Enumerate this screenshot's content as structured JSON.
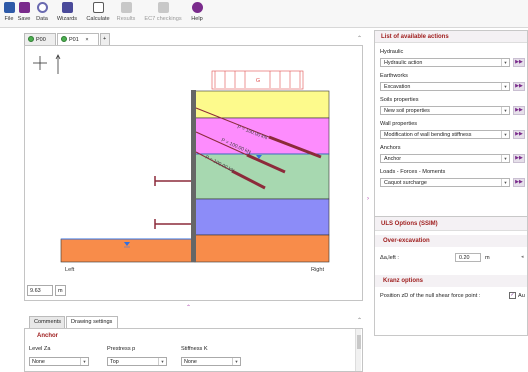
{
  "toolbar": {
    "items": [
      {
        "label": "File",
        "disabled": false,
        "color": "#2e5aa8"
      },
      {
        "label": "Save",
        "disabled": false,
        "color": "#7a2b8c"
      },
      {
        "label": "Data",
        "disabled": false,
        "color": "#6a6ab0"
      },
      {
        "label": "Wizards",
        "disabled": false,
        "color": "#4a4a9a"
      },
      {
        "label": "Calculate",
        "disabled": false,
        "color": "#5a5a5a"
      },
      {
        "label": "Results",
        "disabled": true,
        "color": "#9a9a9a"
      },
      {
        "label": "EC7 checkings",
        "disabled": true,
        "color": "#9a9a9a"
      },
      {
        "label": "Help",
        "disabled": false,
        "color": "#7a2b8c"
      }
    ]
  },
  "doc_tabs": [
    {
      "label": "P00"
    },
    {
      "label": "P01",
      "close": "×",
      "add": "+"
    }
  ],
  "drawing": {
    "load_label": "G",
    "anchor_labels": [
      "P = 100.00 kN",
      "P = 100.00 kN",
      "P = 100.00 kN"
    ],
    "left_label": "Left",
    "right_label": "Right",
    "zoom_value": "9.63",
    "zoom_unit": "m",
    "colors": {
      "layer_yellow": "#fdfa8c",
      "layer_magenta": "#fd8cfd",
      "layer_green": "#a7d8b0",
      "layer_blue": "#8c8cf8",
      "layer_orange": "#f88c4a",
      "anchor": "#8c2a3a",
      "wall": "#666666",
      "load": "#e05050"
    }
  },
  "bottom": {
    "tabs": [
      "Comments",
      "Drawing settings"
    ],
    "section_title": "Anchor",
    "fields": [
      {
        "label": "Level Za",
        "value": "None"
      },
      {
        "label": "Prestress p",
        "value": "Top"
      },
      {
        "label": "Stiffness K",
        "value": "None"
      }
    ]
  },
  "right_panel": {
    "title": "List of available actions",
    "groups": [
      {
        "label": "Hydraulic",
        "value": "Hydraulic action"
      },
      {
        "label": "Earthworks",
        "value": "Excavation"
      },
      {
        "label": "Soils properties",
        "value": "New soil properties"
      },
      {
        "label": "Wall properties",
        "value": "Modification of wall bending stiffness"
      },
      {
        "label": "Anchors",
        "value": "Anchor"
      },
      {
        "label": "Loads - Forces - Moments",
        "value": "Caquot surcharge"
      }
    ],
    "go_label": "▶▶"
  },
  "uls": {
    "title": "ULS Options (SSIM)",
    "over_excavation_title": "Over-excavation",
    "delta_label": "Δa,left :",
    "delta_value": "0.20",
    "delta_unit": "m",
    "kranz_title": "Kranz options",
    "position_label": "Position zD of the null shear force point :",
    "auto_label": "Au",
    "auto_checked": true
  }
}
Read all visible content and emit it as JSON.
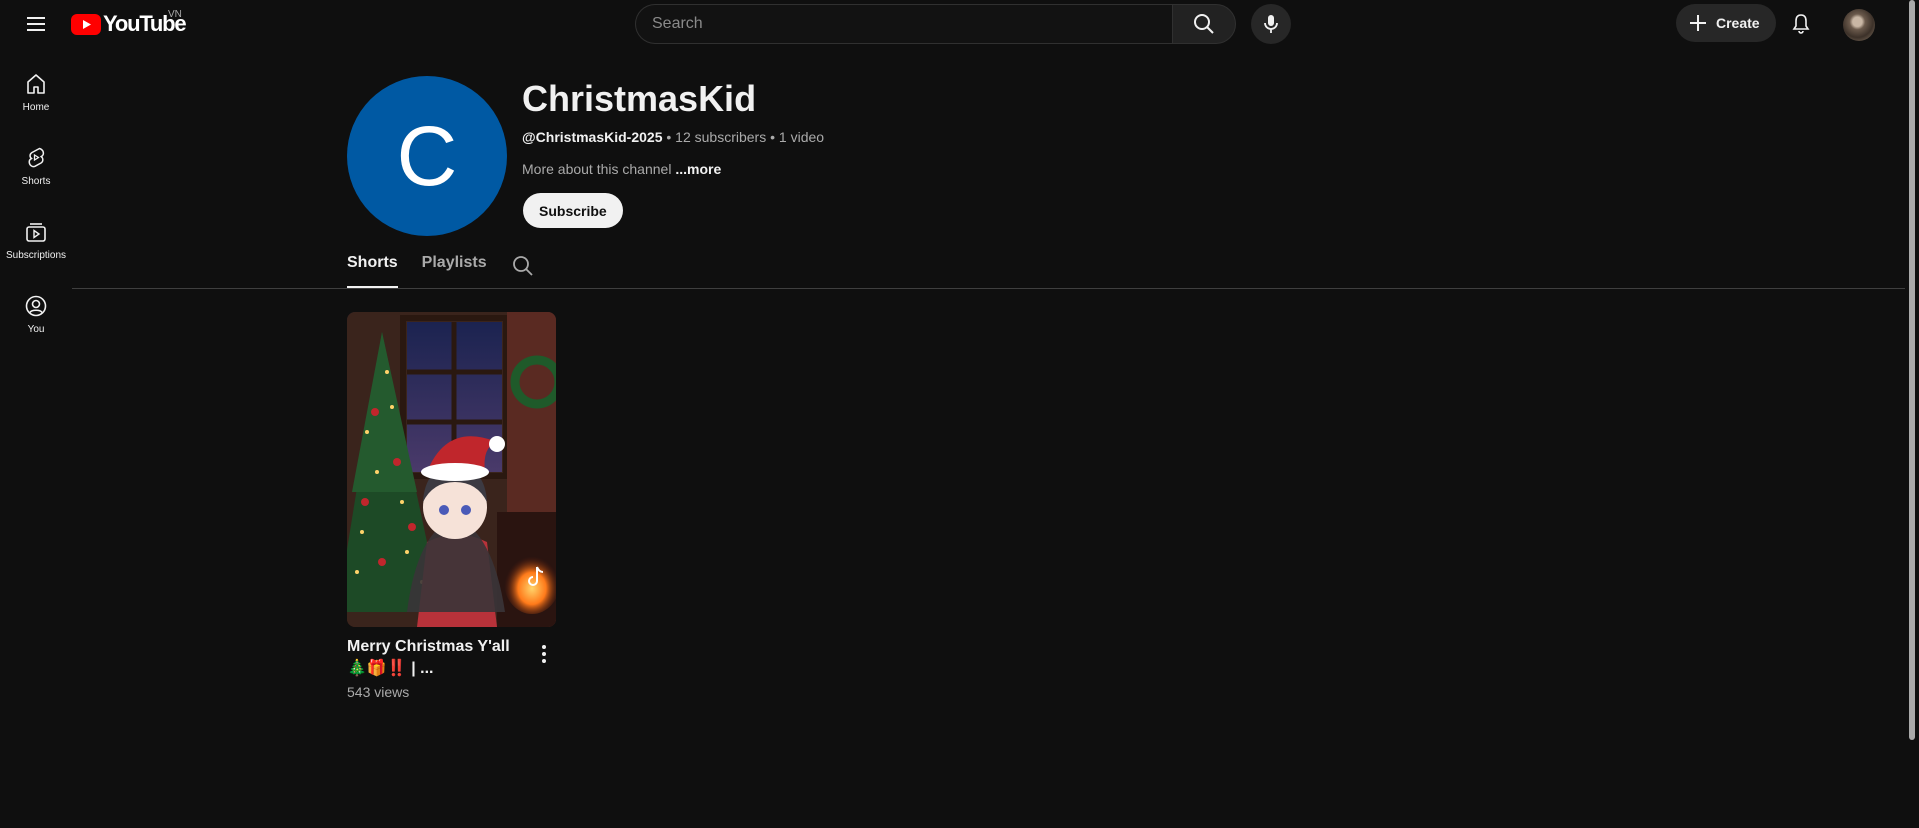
{
  "topbar": {
    "logo_text": "YouTube",
    "country_code": "VN",
    "search_placeholder": "Search",
    "create_label": "Create",
    "brand_color": "#ff0000"
  },
  "guide": {
    "items": [
      {
        "label": "Home",
        "icon": "home-icon"
      },
      {
        "label": "Shorts",
        "icon": "shorts-icon"
      },
      {
        "label": "Subscriptions",
        "icon": "subscriptions-icon"
      },
      {
        "label": "You",
        "icon": "you-icon"
      }
    ]
  },
  "channel": {
    "avatar_letter": "C",
    "avatar_color": "#0059a3",
    "title": "ChristmasKid",
    "handle": "@ChristmasKid-2025",
    "subscribers": "12 subscribers",
    "videos": "1 video",
    "meta_sep": " • ",
    "description": "More about this channel",
    "more_label": "...more",
    "subscribe_label": "Subscribe"
  },
  "tabs": [
    {
      "label": "Shorts",
      "active": true
    },
    {
      "label": "Playlists",
      "active": false
    }
  ],
  "shorts": [
    {
      "title": "Merry Christmas Y'all 🎄🎁‼️ | ...",
      "views": "543 views"
    }
  ]
}
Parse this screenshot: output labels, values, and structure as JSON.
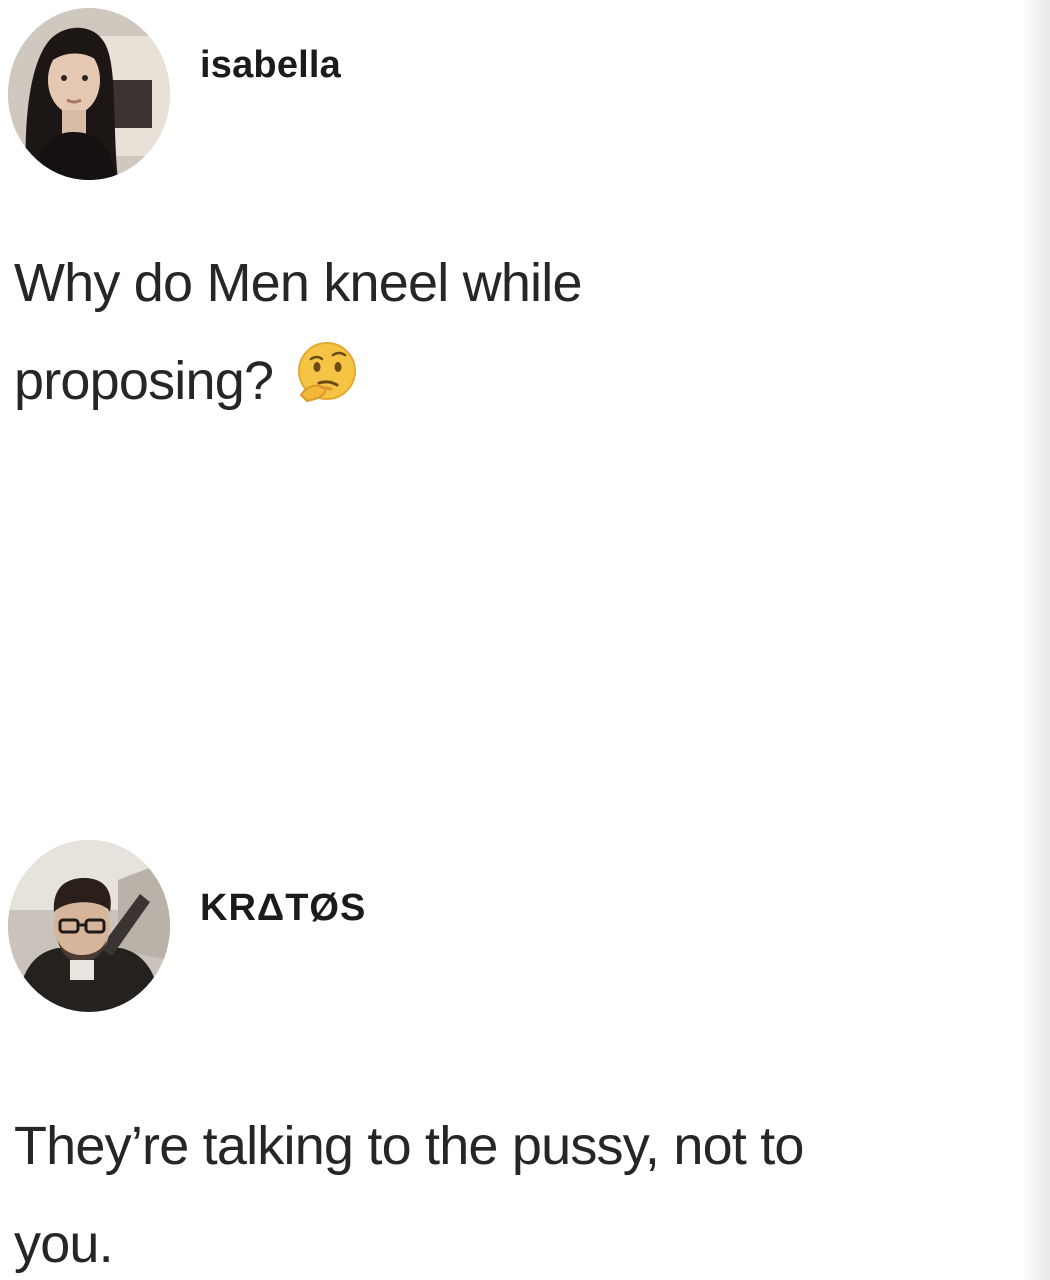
{
  "posts": [
    {
      "author": "isabella",
      "text_line1": "Why do Men kneel while",
      "text_line2": "proposing?",
      "emoji": "thinking-face-icon"
    },
    {
      "author": "KRΔTØS",
      "text_line1": "They’re talking to the pussy, not to",
      "text_line2": "you."
    }
  ],
  "colors": {
    "background": "#ffffff",
    "text": "#262626",
    "username": "#1b1b1b"
  }
}
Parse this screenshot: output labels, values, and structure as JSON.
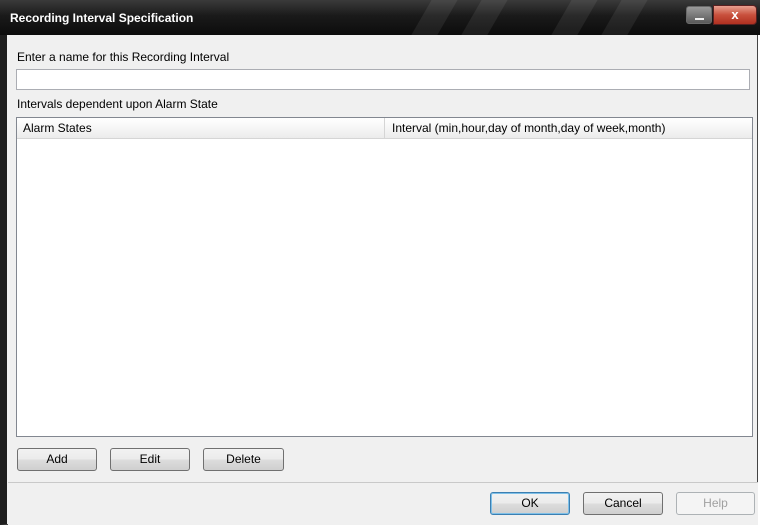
{
  "window": {
    "title": "Recording Interval Specification",
    "close_glyph": "x"
  },
  "form": {
    "name_label": "Enter a name for this Recording Interval",
    "name_value": "",
    "intervals_label": "Intervals dependent upon Alarm State"
  },
  "table": {
    "columns": [
      "Alarm States",
      "Interval (min,hour,day of month,day of week,month)"
    ],
    "rows": []
  },
  "actions": {
    "add": "Add",
    "edit": "Edit",
    "delete": "Delete"
  },
  "footer": {
    "ok": "OK",
    "cancel": "Cancel",
    "help": "Help"
  },
  "colors": {
    "titlebar": "#1a1a1a",
    "close_button": "#c8503c",
    "default_button_border": "#3c7fb1"
  }
}
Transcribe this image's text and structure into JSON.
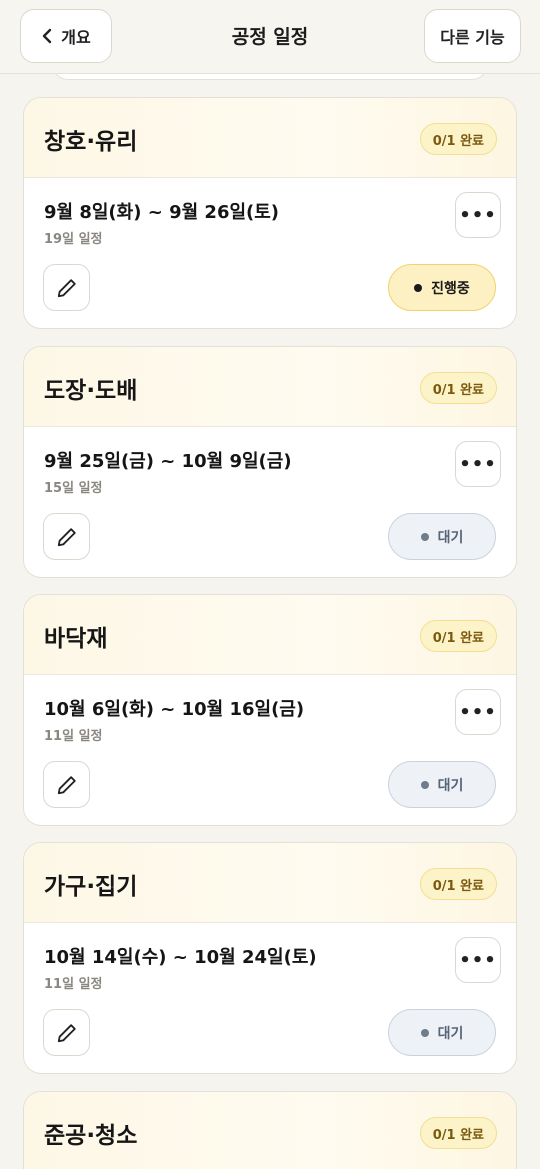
{
  "header": {
    "back_label": "개요",
    "title": "공정 일정",
    "more_label": "다른 기능"
  },
  "tasks": [
    {
      "title": "창호·유리",
      "badge": "0/1 완료",
      "date_range": "9월 8일(화) ~ 9월 26일(토)",
      "duration": "19일 일정",
      "status": "진행중",
      "menu": "•••"
    },
    {
      "title": "도장·도배",
      "badge": "0/1 완료",
      "date_range": "9월 25일(금) ~ 10월 9일(금)",
      "duration": "15일 일정",
      "status": "대기",
      "menu": "•••"
    },
    {
      "title": "바닥재",
      "badge": "0/1 완료",
      "date_range": "10월 6일(화) ~ 10월 16일(금)",
      "duration": "11일 일정",
      "status": "대기",
      "menu": "•••"
    },
    {
      "title": "가구·집기",
      "badge": "0/1 완료",
      "date_range": "10월 14일(수) ~ 10월 24일(토)",
      "duration": "11일 일정",
      "status": "대기",
      "menu": "•••"
    },
    {
      "title": "준공·청소",
      "badge": "0/1 완료"
    }
  ],
  "colors": {
    "background": "#f6f4ef",
    "badge_bg": "#fdf3c8",
    "active_bg": "#fdf0c2",
    "wait_bg": "#eef2f6"
  }
}
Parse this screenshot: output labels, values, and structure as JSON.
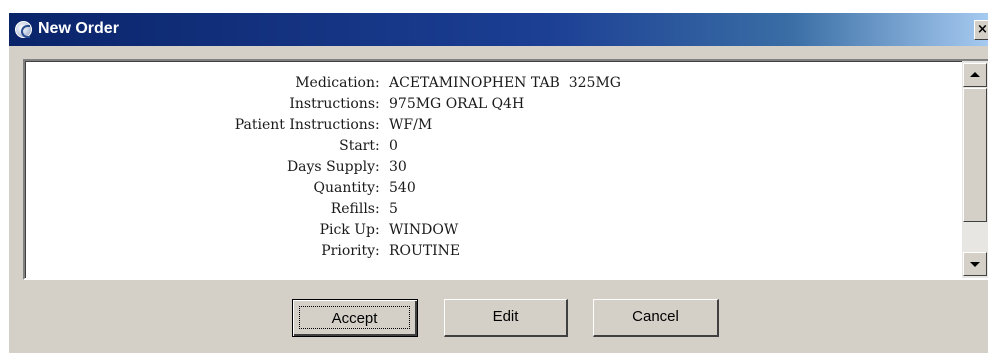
{
  "window": {
    "title": "New Order",
    "close_glyph": "×",
    "title_icon": "app-globe-icon"
  },
  "order_details": [
    {
      "label": "Medication",
      "value": "ACETAMINOPHEN TAB  325MG"
    },
    {
      "label": "Instructions",
      "value": "975MG ORAL Q4H"
    },
    {
      "label": "Patient Instructions",
      "value": "WF/M"
    },
    {
      "label": "Start",
      "value": "0"
    },
    {
      "label": "Days Supply",
      "value": "30"
    },
    {
      "label": "Quantity",
      "value": "540"
    },
    {
      "label": "Refills",
      "value": "5"
    },
    {
      "label": "Pick Up",
      "value": "WINDOW"
    },
    {
      "label": "Priority",
      "value": "ROUTINE"
    }
  ],
  "buttons": {
    "accept": "Accept",
    "edit": "Edit",
    "cancel": "Cancel"
  },
  "colors": {
    "titlebar_start": "#0a246a",
    "titlebar_end": "#a6caf0",
    "dialog_face": "#d4d0c8"
  }
}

| The request |
Scan the listing above. Gather each line that contains the word "properties".

| Answer to this problem |
        "label": "Soils properties",
        "value": "New soil properties"
        "label": "Wall properties",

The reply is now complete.